* _Work required_
Return each line of the data below unchanged, please.

(Dataset entries)
--------------------------------

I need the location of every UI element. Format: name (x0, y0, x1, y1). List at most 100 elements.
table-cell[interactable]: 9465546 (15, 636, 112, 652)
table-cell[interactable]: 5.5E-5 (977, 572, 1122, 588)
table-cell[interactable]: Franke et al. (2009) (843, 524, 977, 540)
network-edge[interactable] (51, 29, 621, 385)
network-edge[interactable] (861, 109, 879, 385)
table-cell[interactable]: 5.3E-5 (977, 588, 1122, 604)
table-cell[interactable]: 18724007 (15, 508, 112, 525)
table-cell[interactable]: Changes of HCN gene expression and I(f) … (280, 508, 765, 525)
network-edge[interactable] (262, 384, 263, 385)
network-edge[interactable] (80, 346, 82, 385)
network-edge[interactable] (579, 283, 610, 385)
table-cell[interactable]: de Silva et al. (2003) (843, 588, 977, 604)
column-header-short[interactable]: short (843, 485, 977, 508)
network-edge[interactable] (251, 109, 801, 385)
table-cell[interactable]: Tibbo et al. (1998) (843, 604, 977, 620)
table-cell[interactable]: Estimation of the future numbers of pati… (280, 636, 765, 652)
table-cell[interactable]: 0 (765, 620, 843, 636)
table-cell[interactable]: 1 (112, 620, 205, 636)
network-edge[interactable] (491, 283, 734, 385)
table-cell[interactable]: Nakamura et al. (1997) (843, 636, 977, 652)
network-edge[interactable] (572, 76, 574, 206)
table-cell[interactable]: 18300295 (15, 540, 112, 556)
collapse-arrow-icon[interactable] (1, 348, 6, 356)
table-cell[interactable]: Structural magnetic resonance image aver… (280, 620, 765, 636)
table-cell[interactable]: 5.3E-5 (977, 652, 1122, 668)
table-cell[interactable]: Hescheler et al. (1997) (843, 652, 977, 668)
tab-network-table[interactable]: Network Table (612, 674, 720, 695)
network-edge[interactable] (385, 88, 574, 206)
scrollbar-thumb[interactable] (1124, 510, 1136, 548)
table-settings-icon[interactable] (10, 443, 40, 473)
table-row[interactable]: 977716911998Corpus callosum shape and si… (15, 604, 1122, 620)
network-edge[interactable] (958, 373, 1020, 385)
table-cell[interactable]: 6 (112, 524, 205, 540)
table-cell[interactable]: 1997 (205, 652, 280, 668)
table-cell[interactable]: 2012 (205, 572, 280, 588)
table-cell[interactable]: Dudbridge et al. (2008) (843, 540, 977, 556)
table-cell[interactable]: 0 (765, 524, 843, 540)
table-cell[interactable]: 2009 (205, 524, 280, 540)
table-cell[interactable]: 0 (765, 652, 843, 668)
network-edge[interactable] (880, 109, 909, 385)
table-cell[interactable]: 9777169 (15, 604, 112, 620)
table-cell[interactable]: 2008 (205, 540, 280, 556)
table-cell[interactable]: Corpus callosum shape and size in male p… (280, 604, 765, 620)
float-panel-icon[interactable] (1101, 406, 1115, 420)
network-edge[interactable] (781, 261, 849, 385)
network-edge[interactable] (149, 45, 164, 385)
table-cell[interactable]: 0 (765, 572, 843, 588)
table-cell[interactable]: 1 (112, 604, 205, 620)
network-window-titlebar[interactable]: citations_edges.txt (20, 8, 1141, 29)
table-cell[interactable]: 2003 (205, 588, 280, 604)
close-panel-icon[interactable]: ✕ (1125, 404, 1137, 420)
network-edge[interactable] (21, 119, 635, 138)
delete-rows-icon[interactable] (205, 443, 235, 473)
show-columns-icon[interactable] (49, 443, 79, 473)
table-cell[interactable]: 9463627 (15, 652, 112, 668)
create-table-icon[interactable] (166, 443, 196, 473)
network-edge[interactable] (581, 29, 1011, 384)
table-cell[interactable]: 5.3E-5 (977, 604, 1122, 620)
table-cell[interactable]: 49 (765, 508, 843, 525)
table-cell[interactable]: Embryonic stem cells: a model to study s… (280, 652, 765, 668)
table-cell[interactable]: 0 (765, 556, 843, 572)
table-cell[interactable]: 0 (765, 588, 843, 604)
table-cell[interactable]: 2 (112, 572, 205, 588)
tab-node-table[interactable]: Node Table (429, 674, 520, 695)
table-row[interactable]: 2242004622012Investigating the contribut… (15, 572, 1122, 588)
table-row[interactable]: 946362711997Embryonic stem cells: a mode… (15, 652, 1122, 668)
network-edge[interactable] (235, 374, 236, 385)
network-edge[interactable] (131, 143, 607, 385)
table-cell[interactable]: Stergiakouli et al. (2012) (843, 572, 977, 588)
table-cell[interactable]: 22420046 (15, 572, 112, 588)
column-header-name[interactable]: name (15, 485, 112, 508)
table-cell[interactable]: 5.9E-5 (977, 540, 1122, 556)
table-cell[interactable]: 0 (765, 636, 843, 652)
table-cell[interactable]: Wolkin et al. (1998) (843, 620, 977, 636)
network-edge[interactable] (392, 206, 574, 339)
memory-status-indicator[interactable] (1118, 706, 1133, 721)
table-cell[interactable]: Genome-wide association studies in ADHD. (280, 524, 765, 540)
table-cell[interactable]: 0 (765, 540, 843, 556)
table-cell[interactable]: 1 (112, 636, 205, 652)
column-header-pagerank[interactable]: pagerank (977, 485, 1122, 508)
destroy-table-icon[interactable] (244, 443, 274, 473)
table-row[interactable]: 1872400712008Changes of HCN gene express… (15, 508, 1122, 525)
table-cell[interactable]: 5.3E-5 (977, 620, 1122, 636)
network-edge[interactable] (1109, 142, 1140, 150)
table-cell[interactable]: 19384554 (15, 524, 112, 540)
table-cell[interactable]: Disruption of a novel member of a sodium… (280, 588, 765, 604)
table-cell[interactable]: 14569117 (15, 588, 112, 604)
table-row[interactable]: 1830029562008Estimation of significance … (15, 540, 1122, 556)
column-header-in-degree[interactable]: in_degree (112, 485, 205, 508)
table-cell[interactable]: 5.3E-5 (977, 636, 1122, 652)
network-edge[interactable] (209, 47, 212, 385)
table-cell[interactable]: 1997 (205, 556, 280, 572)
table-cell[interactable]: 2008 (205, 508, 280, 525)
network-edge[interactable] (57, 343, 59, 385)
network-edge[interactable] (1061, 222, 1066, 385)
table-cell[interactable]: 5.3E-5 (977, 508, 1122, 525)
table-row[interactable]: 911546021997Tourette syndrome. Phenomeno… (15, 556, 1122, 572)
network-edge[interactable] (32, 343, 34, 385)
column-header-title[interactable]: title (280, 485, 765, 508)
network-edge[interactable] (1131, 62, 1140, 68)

--------------------------------

* _Solved exercise_
I need the location of every UI element. Format: name (x0, y0, x1, y1). List at most 100 elements.
table-cell[interactable]: 9465546 (15, 636, 112, 652)
table-cell[interactable]: 5.5E-5 (977, 572, 1122, 588)
table-cell[interactable]: Franke et al. (2009) (843, 524, 977, 540)
network-edge[interactable] (51, 29, 621, 385)
network-edge[interactable] (861, 109, 879, 385)
table-cell[interactable]: 5.3E-5 (977, 588, 1122, 604)
table-cell[interactable]: 18724007 (15, 508, 112, 525)
table-cell[interactable]: Changes of HCN gene expression and I(f) … (280, 508, 765, 525)
network-edge[interactable] (262, 384, 263, 385)
network-edge[interactable] (80, 346, 82, 385)
network-edge[interactable] (579, 283, 610, 385)
table-cell[interactable]: de Silva et al. (2003) (843, 588, 977, 604)
column-header-short[interactable]: short (843, 485, 977, 508)
network-edge[interactable] (251, 109, 801, 385)
table-cell[interactable]: Tibbo et al. (1998) (843, 604, 977, 620)
table-cell[interactable]: Estimation of the future numbers of pati… (280, 636, 765, 652)
table-cell[interactable]: 0 (765, 620, 843, 636)
table-cell[interactable]: 1 (112, 620, 205, 636)
network-edge[interactable] (491, 283, 734, 385)
table-cell[interactable]: Nakamura et al. (1997) (843, 636, 977, 652)
network-edge[interactable] (572, 76, 574, 206)
table-cell[interactable]: 18300295 (15, 540, 112, 556)
collapse-arrow-icon[interactable] (1, 348, 6, 356)
table-cell[interactable]: Structural magnetic resonance image aver… (280, 620, 765, 636)
table-cell[interactable]: 5.3E-5 (977, 652, 1122, 668)
table-cell[interactable]: Hescheler et al. (1997) (843, 652, 977, 668)
tab-network-table[interactable]: Network Table (612, 674, 720, 695)
network-edge[interactable] (385, 88, 574, 206)
scrollbar-thumb[interactable] (1124, 510, 1136, 548)
table-settings-icon[interactable] (10, 443, 40, 473)
table-row[interactable]: 977716911998Corpus callosum shape and si… (15, 604, 1122, 620)
network-edge[interactable] (958, 373, 1020, 385)
table-cell[interactable]: 6 (112, 524, 205, 540)
table-cell[interactable]: 1997 (205, 652, 280, 668)
table-cell[interactable]: 2012 (205, 572, 280, 588)
table-cell[interactable]: Dudbridge et al. (2008) (843, 540, 977, 556)
table-cell[interactable]: 0 (765, 524, 843, 540)
table-cell[interactable]: 2009 (205, 524, 280, 540)
table-cell[interactable]: 0 (765, 652, 843, 668)
network-edge[interactable] (880, 109, 909, 385)
table-cell[interactable]: 9777169 (15, 604, 112, 620)
table-cell[interactable]: 2008 (205, 540, 280, 556)
table-cell[interactable]: Corpus callosum shape and size in male p… (280, 604, 765, 620)
float-panel-icon[interactable] (1101, 406, 1115, 420)
network-edge[interactable] (781, 261, 849, 385)
network-edge[interactable] (149, 45, 164, 385)
table-cell[interactable]: 0 (765, 572, 843, 588)
table-cell[interactable]: 1 (112, 604, 205, 620)
network-window-titlebar[interactable]: citations_edges.txt (20, 8, 1141, 29)
table-cell[interactable]: 2003 (205, 588, 280, 604)
close-panel-icon[interactable]: ✕ (1125, 404, 1137, 420)
network-edge[interactable] (21, 119, 635, 138)
delete-rows-icon[interactable] (205, 443, 235, 473)
show-columns-icon[interactable] (49, 443, 79, 473)
table-cell[interactable]: 9463627 (15, 652, 112, 668)
create-table-icon[interactable] (166, 443, 196, 473)
network-edge[interactable] (581, 29, 1011, 384)
table-cell[interactable]: 5.3E-5 (977, 604, 1122, 620)
table-cell[interactable]: 49 (765, 508, 843, 525)
table-cell[interactable]: Embryonic stem cells: a model to study s… (280, 652, 765, 668)
table-cell[interactable]: 0 (765, 556, 843, 572)
table-cell[interactable]: 0 (765, 588, 843, 604)
table-cell[interactable]: 2 (112, 572, 205, 588)
tab-node-table[interactable]: Node Table (429, 674, 520, 695)
table-row[interactable]: 2242004622012Investigating the contribut… (15, 572, 1122, 588)
table-row[interactable]: 946362711997Embryonic stem cells: a mode… (15, 652, 1122, 668)
network-edge[interactable] (235, 374, 236, 385)
network-edge[interactable] (131, 143, 607, 385)
table-cell[interactable]: Stergiakouli et al. (2012) (843, 572, 977, 588)
table-cell[interactable]: 22420046 (15, 572, 112, 588)
column-header-name[interactable]: name (15, 485, 112, 508)
table-cell[interactable]: 5.9E-5 (977, 540, 1122, 556)
table-cell[interactable]: 0 (765, 636, 843, 652)
table-cell[interactable]: Wolkin et al. (1998) (843, 620, 977, 636)
network-edge[interactable] (392, 206, 574, 339)
memory-status-indicator[interactable] (1118, 706, 1133, 721)
table-cell[interactable]: Genome-wide association studies in ADHD. (280, 524, 765, 540)
table-cell[interactable]: 0 (765, 540, 843, 556)
table-cell[interactable]: 1 (112, 636, 205, 652)
column-header-pagerank[interactable]: pagerank (977, 485, 1122, 508)
destroy-table-icon[interactable] (244, 443, 274, 473)
table-row[interactable]: 1872400712008Changes of HCN gene express… (15, 508, 1122, 525)
table-cell[interactable]: 5.3E-5 (977, 620, 1122, 636)
network-edge[interactable] (1109, 142, 1140, 150)
table-cell[interactable]: 19384554 (15, 524, 112, 540)
table-cell[interactable]: Disruption of a novel member of a sodium… (280, 588, 765, 604)
table-cell[interactable]: 14569117 (15, 588, 112, 604)
table-row[interactable]: 1830029562008Estimation of significance … (15, 540, 1122, 556)
column-header-in-degree[interactable]: in_degree (112, 485, 205, 508)
table-cell[interactable]: 5.3E-5 (977, 636, 1122, 652)
network-edge[interactable] (209, 47, 212, 385)
table-cell[interactable]: 1997 (205, 556, 280, 572)
table-cell[interactable]: 2008 (205, 508, 280, 525)
network-edge[interactable] (57, 343, 59, 385)
network-edge[interactable] (1061, 222, 1066, 385)
table-cell[interactable]: 5.3E-5 (977, 508, 1122, 525)
table-row[interactable]: 911546021997Tourette syndrome. Phenomeno… (15, 556, 1122, 572)
network-edge[interactable] (32, 343, 34, 385)
column-header-title[interactable]: title (280, 485, 765, 508)
network-edge[interactable] (1131, 62, 1140, 68)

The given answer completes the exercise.